>> start TEXT EXTRACT

Market Day in Galway

The second day of my stay in Galway was “Market Day,” and I had read about the “don’t miss this” opportunity with the colorful stands of the once-a-week Saturday morning market. I summoned a cab for a ride to the market—and was dropped off a block from Shop Street, the very same place where I’d spent my entire day on Friday.

Bike cart to haul goods around the market

True, there were carts and booths and plenty of sellers, but it was not at all what I had imagined—much less, and right back where I’d already explored. The first order of business was a fresh blood orange juice, squeezed while I watched and from the last of the season’s blood oranges.

>> end TEXT EXTRACT
>> start GIVEN INFORMATION

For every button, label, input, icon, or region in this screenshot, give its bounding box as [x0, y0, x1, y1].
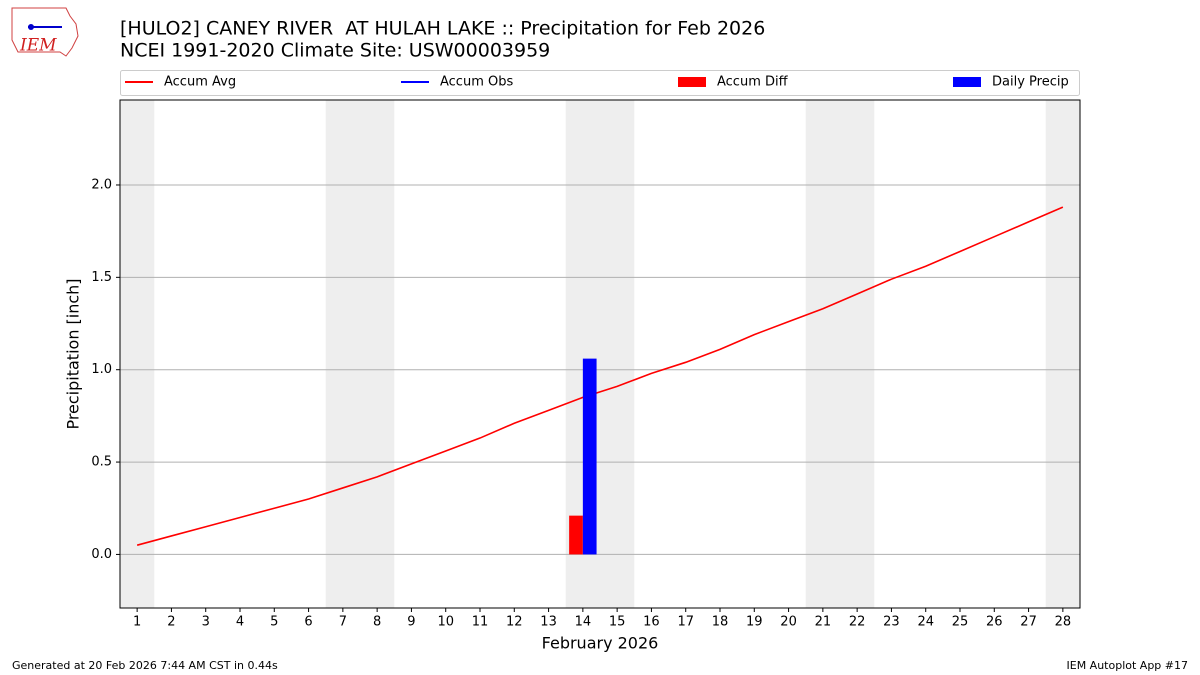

>> end GIVEN INFORMATION

* **WHAT YOU NEED TO DO**
Shorten the paragraph in the Galway market text that begins "True, there were carts" while keeping its main facts.

* **SOLUTION**
The market had carts, booths and many sellers, but it was far smaller than imagined and sat right where the exploring had already been done. The first stop was a fresh blood orange juice, squeezed on the spot from the season's last blood oranges.